WHAT TO DO> From the entries that follow, list every line in which the string "patients" appears.
════
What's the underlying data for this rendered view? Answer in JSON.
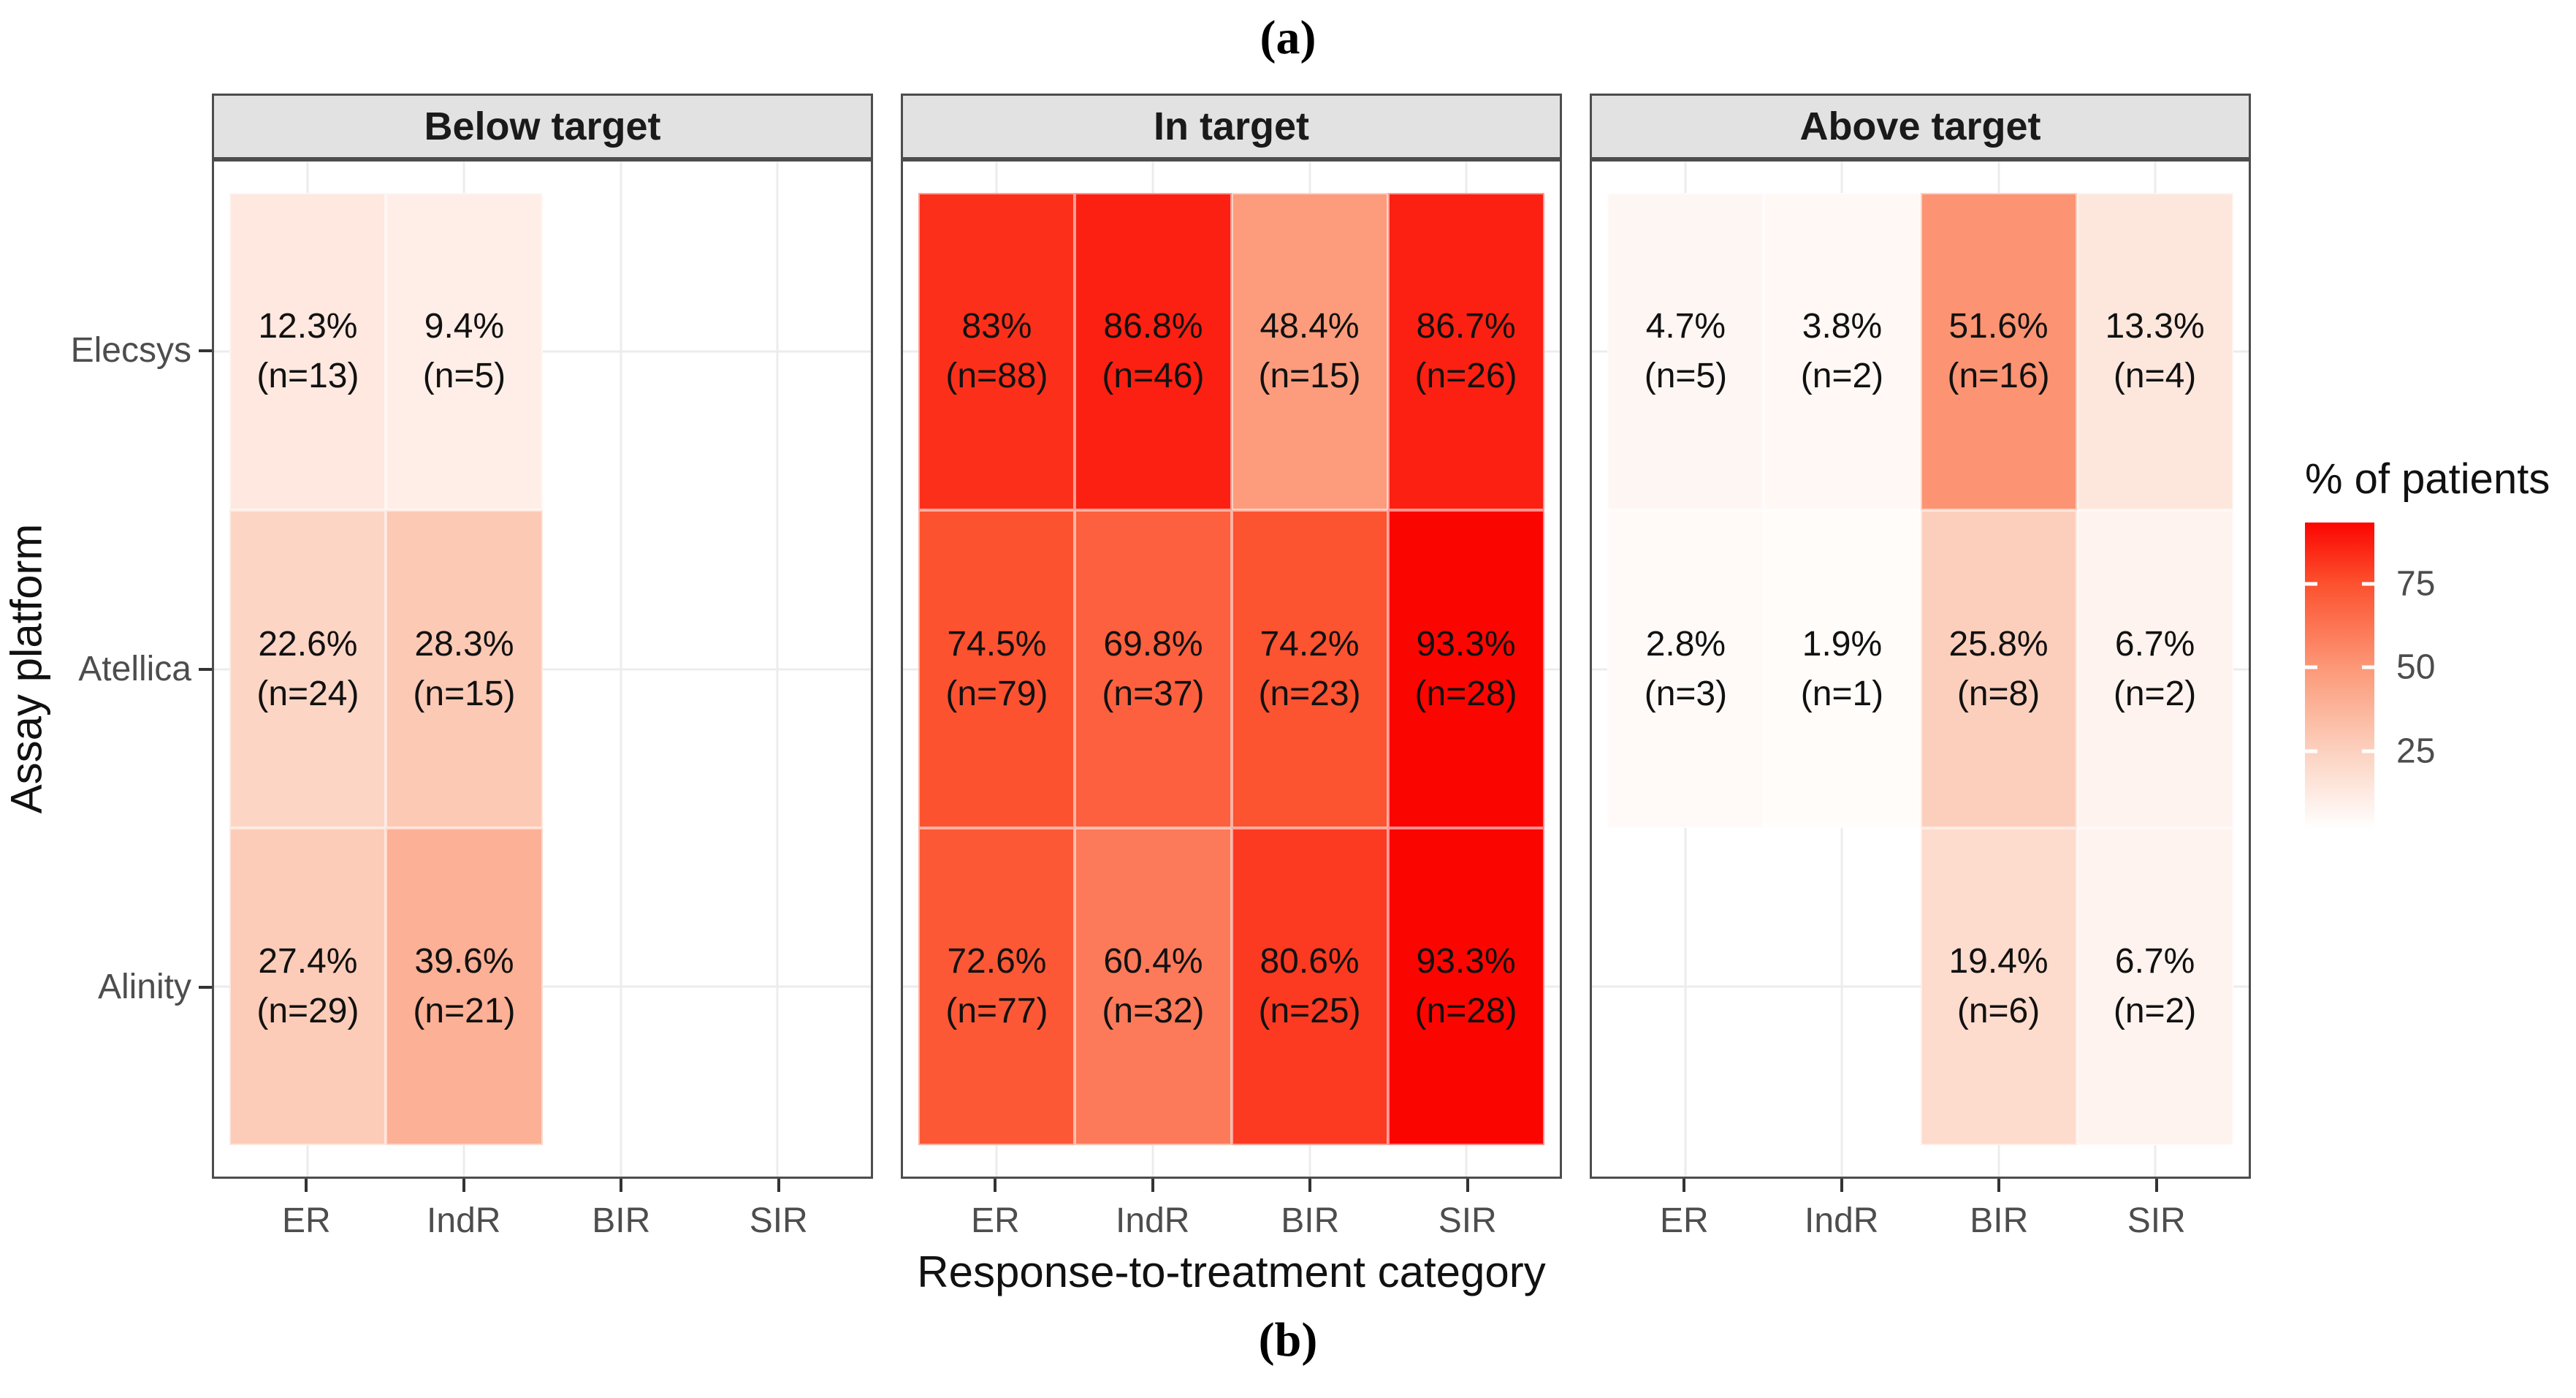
{
  "figure": {
    "top_label": "(a)",
    "bottom_label": "(b)"
  },
  "axes": {
    "x_title": "Response-to-treatment category",
    "y_title": "Assay platform",
    "x_categories": [
      "ER",
      "IndR",
      "BIR",
      "SIR"
    ],
    "y_categories": [
      "Elecsys",
      "Atellica",
      "Alinity"
    ]
  },
  "legend": {
    "title": "% of patients",
    "tick_values": [
      75,
      50,
      25
    ],
    "tick_labels": [
      "75",
      "50",
      "25"
    ],
    "domain": [
      1.9,
      93.3
    ]
  },
  "chart_data": {
    "type": "heatmap",
    "x_categories": [
      "ER",
      "IndR",
      "BIR",
      "SIR"
    ],
    "y_categories": [
      "Elecsys",
      "Atellica",
      "Alinity"
    ],
    "value_unit": "% of patients",
    "facets": [
      {
        "title": "Below target",
        "rows": [
          [
            {
              "value": 12.3,
              "n": 13,
              "pct_label": "12.3%",
              "n_label": "(n=13)"
            },
            {
              "value": 9.4,
              "n": 5,
              "pct_label": "9.4%",
              "n_label": "(n=5)"
            },
            null,
            null
          ],
          [
            {
              "value": 22.6,
              "n": 24,
              "pct_label": "22.6%",
              "n_label": "(n=24)"
            },
            {
              "value": 28.3,
              "n": 15,
              "pct_label": "28.3%",
              "n_label": "(n=15)"
            },
            null,
            null
          ],
          [
            {
              "value": 27.4,
              "n": 29,
              "pct_label": "27.4%",
              "n_label": "(n=29)"
            },
            {
              "value": 39.6,
              "n": 21,
              "pct_label": "39.6%",
              "n_label": "(n=21)"
            },
            null,
            null
          ]
        ]
      },
      {
        "title": "In target",
        "rows": [
          [
            {
              "value": 83,
              "n": 88,
              "pct_label": "83%",
              "n_label": "(n=88)"
            },
            {
              "value": 86.8,
              "n": 46,
              "pct_label": "86.8%",
              "n_label": "(n=46)"
            },
            {
              "value": 48.4,
              "n": 15,
              "pct_label": "48.4%",
              "n_label": "(n=15)"
            },
            {
              "value": 86.7,
              "n": 26,
              "pct_label": "86.7%",
              "n_label": "(n=26)"
            }
          ],
          [
            {
              "value": 74.5,
              "n": 79,
              "pct_label": "74.5%",
              "n_label": "(n=79)"
            },
            {
              "value": 69.8,
              "n": 37,
              "pct_label": "69.8%",
              "n_label": "(n=37)"
            },
            {
              "value": 74.2,
              "n": 23,
              "pct_label": "74.2%",
              "n_label": "(n=23)"
            },
            {
              "value": 93.3,
              "n": 28,
              "pct_label": "93.3%",
              "n_label": "(n=28)"
            }
          ],
          [
            {
              "value": 72.6,
              "n": 77,
              "pct_label": "72.6%",
              "n_label": "(n=77)"
            },
            {
              "value": 60.4,
              "n": 32,
              "pct_label": "60.4%",
              "n_label": "(n=32)"
            },
            {
              "value": 80.6,
              "n": 25,
              "pct_label": "80.6%",
              "n_label": "(n=25)"
            },
            {
              "value": 93.3,
              "n": 28,
              "pct_label": "93.3%",
              "n_label": "(n=28)"
            }
          ]
        ]
      },
      {
        "title": "Above target",
        "rows": [
          [
            {
              "value": 4.7,
              "n": 5,
              "pct_label": "4.7%",
              "n_label": "(n=5)"
            },
            {
              "value": 3.8,
              "n": 2,
              "pct_label": "3.8%",
              "n_label": "(n=2)"
            },
            {
              "value": 51.6,
              "n": 16,
              "pct_label": "51.6%",
              "n_label": "(n=16)"
            },
            {
              "value": 13.3,
              "n": 4,
              "pct_label": "13.3%",
              "n_label": "(n=4)"
            }
          ],
          [
            {
              "value": 2.8,
              "n": 3,
              "pct_label": "2.8%",
              "n_label": "(n=3)"
            },
            {
              "value": 1.9,
              "n": 1,
              "pct_label": "1.9%",
              "n_label": "(n=1)"
            },
            {
              "value": 25.8,
              "n": 8,
              "pct_label": "25.8%",
              "n_label": "(n=8)"
            },
            {
              "value": 6.7,
              "n": 2,
              "pct_label": "6.7%",
              "n_label": "(n=2)"
            }
          ],
          [
            null,
            null,
            {
              "value": 19.4,
              "n": 6,
              "pct_label": "19.4%",
              "n_label": "(n=6)"
            },
            {
              "value": 6.7,
              "n": 2,
              "pct_label": "6.7%",
              "n_label": "(n=2)"
            }
          ]
        ]
      }
    ]
  },
  "style": {
    "panel_border": "#4D4D4D",
    "strip_background": "#E2E2E2",
    "gridline_color": "#ECECEC",
    "tick_mark_color": "#333333",
    "axis_text_color": "#4D4D4D",
    "title_text_color": "#111111",
    "cell_text_color": "#111111",
    "gradient_stops": [
      {
        "value": 0,
        "color": "#FFFFFF"
      },
      {
        "value": 25,
        "color": "#FCD1BF"
      },
      {
        "value": 50,
        "color": "#FC9877"
      },
      {
        "value": 75,
        "color": "#FC512F"
      },
      {
        "value": 93.3,
        "color": "#FB0500"
      }
    ]
  }
}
════
EXERCISE OUTPUT>
    "title": "% of patients",
    "value_unit": "% of patients",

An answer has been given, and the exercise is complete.